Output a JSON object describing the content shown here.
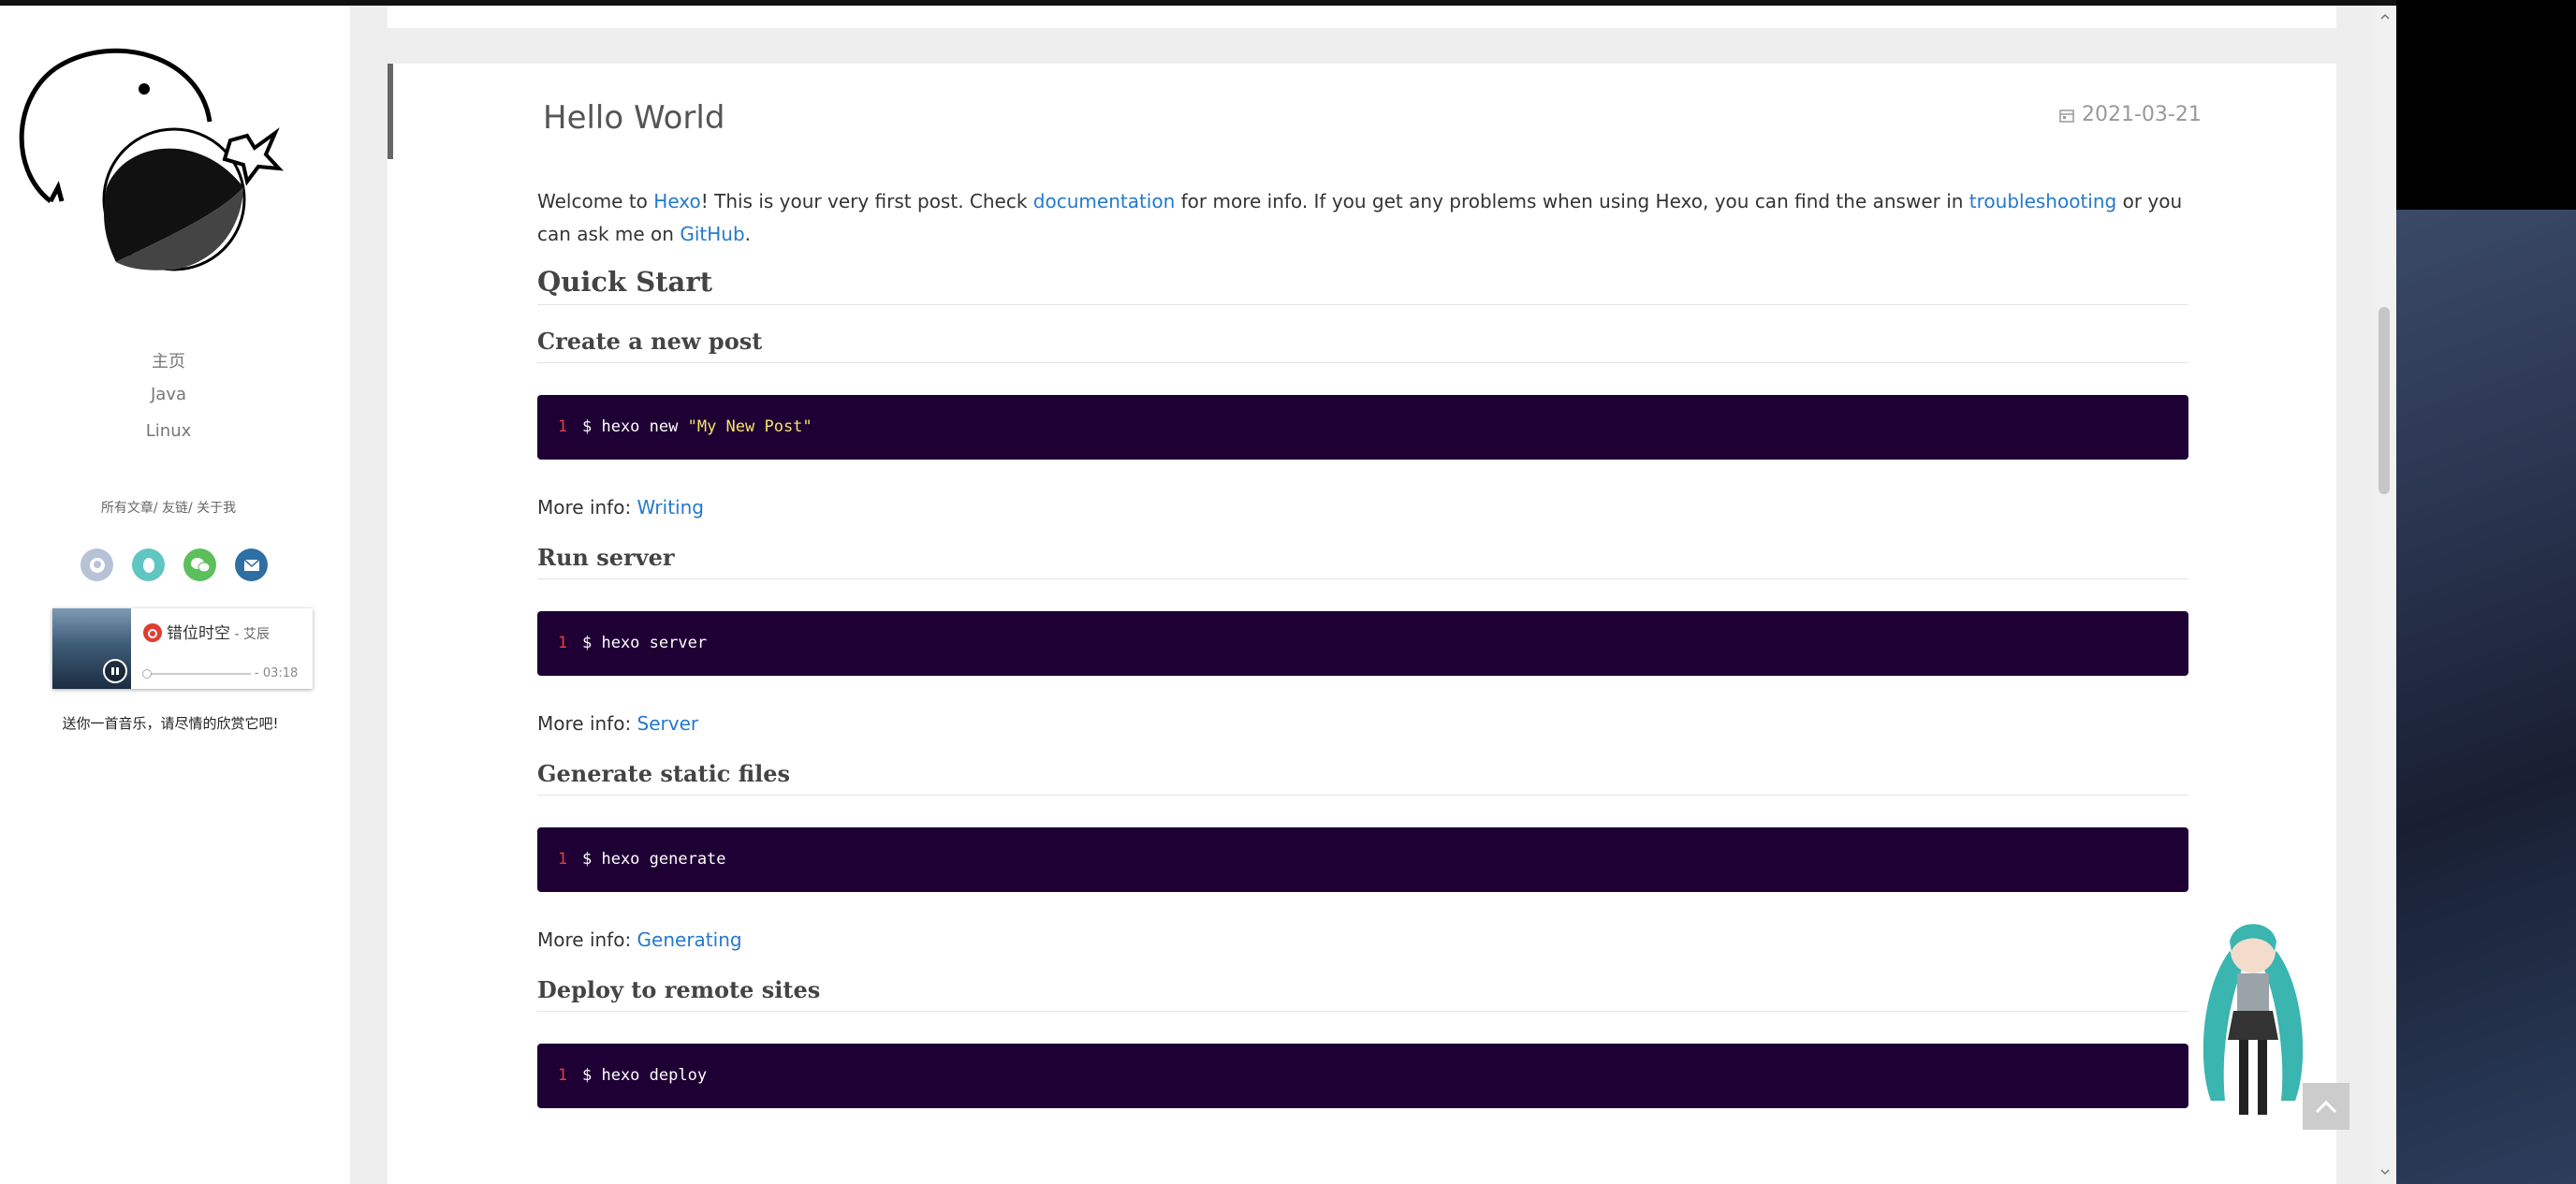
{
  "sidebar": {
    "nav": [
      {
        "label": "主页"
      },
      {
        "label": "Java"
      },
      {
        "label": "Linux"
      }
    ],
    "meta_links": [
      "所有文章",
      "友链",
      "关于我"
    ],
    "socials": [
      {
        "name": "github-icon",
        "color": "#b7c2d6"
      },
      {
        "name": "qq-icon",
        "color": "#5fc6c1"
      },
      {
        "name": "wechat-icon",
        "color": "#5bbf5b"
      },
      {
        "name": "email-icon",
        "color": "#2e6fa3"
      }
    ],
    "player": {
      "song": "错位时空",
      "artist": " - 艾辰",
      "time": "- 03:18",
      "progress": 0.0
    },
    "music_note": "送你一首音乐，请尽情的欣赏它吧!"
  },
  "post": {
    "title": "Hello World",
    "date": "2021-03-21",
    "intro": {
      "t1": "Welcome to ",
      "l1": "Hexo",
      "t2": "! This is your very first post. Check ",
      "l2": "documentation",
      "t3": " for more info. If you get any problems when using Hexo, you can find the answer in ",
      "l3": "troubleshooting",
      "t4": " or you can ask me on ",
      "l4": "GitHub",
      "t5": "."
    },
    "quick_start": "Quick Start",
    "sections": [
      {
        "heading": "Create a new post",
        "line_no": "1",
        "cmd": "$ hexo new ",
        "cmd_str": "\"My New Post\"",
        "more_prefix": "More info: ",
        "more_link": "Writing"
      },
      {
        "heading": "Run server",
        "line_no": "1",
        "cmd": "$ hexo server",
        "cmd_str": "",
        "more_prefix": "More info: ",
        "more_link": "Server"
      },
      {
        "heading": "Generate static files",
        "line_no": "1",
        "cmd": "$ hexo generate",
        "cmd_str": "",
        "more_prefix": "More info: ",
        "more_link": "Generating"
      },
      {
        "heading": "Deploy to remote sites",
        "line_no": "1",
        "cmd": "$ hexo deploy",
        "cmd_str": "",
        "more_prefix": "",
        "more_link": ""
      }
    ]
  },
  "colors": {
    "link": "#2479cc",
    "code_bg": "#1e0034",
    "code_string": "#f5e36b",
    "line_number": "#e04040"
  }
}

What is being asked: Copy out each line exactly, without the pictures.

Task solution:
Output a JSON object describing the content shown here.
{
  "sidebar": {
    "nav": [
      {
        "label": "主页"
      },
      {
        "label": "Java"
      },
      {
        "label": "Linux"
      }
    ],
    "meta_links": [
      "所有文章",
      "友链",
      "关于我"
    ],
    "socials": [
      {
        "name": "github-icon",
        "color": "#b7c2d6"
      },
      {
        "name": "qq-icon",
        "color": "#5fc6c1"
      },
      {
        "name": "wechat-icon",
        "color": "#5bbf5b"
      },
      {
        "name": "email-icon",
        "color": "#2e6fa3"
      }
    ],
    "player": {
      "song": "错位时空",
      "artist": " - 艾辰",
      "time": "- 03:18",
      "progress": 0.0
    },
    "music_note": "送你一首音乐，请尽情的欣赏它吧!"
  },
  "post": {
    "title": "Hello World",
    "date": "2021-03-21",
    "intro": {
      "t1": "Welcome to ",
      "l1": "Hexo",
      "t2": "! This is your very first post. Check ",
      "l2": "documentation",
      "t3": " for more info. If you get any problems when using Hexo, you can find the answer in ",
      "l3": "troubleshooting",
      "t4": " or you can ask me on ",
      "l4": "GitHub",
      "t5": "."
    },
    "quick_start": "Quick Start",
    "sections": [
      {
        "heading": "Create a new post",
        "line_no": "1",
        "cmd": "$ hexo new ",
        "cmd_str": "\"My New Post\"",
        "more_prefix": "More info: ",
        "more_link": "Writing"
      },
      {
        "heading": "Run server",
        "line_no": "1",
        "cmd": "$ hexo server",
        "cmd_str": "",
        "more_prefix": "More info: ",
        "more_link": "Server"
      },
      {
        "heading": "Generate static files",
        "line_no": "1",
        "cmd": "$ hexo generate",
        "cmd_str": "",
        "more_prefix": "More info: ",
        "more_link": "Generating"
      },
      {
        "heading": "Deploy to remote sites",
        "line_no": "1",
        "cmd": "$ hexo deploy",
        "cmd_str": "",
        "more_prefix": "",
        "more_link": ""
      }
    ]
  },
  "colors": {
    "link": "#2479cc",
    "code_bg": "#1e0034",
    "code_string": "#f5e36b",
    "line_number": "#e04040"
  }
}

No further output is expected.